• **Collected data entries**
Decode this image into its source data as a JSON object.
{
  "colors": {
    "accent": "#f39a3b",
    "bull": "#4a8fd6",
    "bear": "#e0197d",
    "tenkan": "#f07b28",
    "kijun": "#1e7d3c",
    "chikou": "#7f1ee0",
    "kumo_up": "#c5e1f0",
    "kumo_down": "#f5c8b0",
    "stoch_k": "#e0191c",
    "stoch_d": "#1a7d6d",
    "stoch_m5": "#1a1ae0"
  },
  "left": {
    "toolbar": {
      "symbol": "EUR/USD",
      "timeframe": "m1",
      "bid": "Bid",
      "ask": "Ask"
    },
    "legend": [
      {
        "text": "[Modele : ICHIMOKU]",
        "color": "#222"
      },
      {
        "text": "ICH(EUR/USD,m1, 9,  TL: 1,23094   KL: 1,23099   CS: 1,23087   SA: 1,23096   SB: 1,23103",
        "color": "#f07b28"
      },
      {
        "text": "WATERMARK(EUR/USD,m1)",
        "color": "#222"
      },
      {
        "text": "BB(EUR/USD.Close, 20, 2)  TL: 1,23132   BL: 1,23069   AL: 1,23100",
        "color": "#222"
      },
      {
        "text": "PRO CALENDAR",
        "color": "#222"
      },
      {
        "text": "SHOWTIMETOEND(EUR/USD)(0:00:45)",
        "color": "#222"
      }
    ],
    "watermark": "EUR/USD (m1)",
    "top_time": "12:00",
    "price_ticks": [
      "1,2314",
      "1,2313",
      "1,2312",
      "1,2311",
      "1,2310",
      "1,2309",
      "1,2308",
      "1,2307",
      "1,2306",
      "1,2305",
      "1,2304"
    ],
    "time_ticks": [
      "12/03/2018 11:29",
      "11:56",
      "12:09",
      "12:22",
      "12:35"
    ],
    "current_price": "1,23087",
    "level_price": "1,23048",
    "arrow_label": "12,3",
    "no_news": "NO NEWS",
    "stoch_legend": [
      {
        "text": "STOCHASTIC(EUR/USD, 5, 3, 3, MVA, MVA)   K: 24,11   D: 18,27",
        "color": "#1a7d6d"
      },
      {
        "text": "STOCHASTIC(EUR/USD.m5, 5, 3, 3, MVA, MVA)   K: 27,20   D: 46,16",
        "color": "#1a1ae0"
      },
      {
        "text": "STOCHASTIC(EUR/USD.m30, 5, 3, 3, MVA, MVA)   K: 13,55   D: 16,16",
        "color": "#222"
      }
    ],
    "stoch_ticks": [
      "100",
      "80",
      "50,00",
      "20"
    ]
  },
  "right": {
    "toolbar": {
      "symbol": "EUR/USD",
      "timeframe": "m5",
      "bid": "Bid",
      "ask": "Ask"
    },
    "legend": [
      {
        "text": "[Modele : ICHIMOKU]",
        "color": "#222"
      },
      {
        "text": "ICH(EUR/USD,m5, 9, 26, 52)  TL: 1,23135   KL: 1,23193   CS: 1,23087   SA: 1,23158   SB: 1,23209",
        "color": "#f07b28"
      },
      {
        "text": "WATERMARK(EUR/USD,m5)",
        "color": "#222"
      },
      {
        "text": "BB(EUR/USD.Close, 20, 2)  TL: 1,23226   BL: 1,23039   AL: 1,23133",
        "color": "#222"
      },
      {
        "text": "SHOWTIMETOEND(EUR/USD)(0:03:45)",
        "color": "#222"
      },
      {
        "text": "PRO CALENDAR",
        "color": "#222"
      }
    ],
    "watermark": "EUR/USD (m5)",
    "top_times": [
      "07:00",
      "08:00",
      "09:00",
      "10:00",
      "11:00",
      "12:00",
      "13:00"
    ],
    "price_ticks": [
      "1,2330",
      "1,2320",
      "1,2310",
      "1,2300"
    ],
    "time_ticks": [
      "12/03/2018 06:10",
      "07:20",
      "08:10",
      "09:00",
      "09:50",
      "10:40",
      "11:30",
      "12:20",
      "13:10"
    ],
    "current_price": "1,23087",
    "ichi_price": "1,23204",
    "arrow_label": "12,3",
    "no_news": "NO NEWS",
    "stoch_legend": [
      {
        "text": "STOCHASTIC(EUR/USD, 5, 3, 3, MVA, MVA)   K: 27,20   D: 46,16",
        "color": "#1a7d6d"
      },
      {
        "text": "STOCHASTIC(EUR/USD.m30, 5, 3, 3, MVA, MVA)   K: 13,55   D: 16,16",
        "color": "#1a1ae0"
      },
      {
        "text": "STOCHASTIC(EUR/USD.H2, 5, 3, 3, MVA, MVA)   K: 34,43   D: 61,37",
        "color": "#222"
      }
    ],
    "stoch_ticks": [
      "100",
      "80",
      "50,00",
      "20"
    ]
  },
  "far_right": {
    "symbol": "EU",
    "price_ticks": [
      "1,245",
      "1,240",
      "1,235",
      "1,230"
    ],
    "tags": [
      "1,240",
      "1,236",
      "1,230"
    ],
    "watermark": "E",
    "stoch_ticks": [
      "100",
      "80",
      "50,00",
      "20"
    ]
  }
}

• **WRITTEN INSTRUCTION**
Copy each line of the listing in which the word "Close" can be found.

• **SOLUTION FOR THIS PROBLEM**
        "text": "BB(EUR/USD.Close, 20, 2)  TL: 1,23132   BL: 1,23069   AL: 1,23100",
        "text": "BB(EUR/USD.Close, 20, 2)  TL: 1,23226   BL: 1,23039   AL: 1,23133",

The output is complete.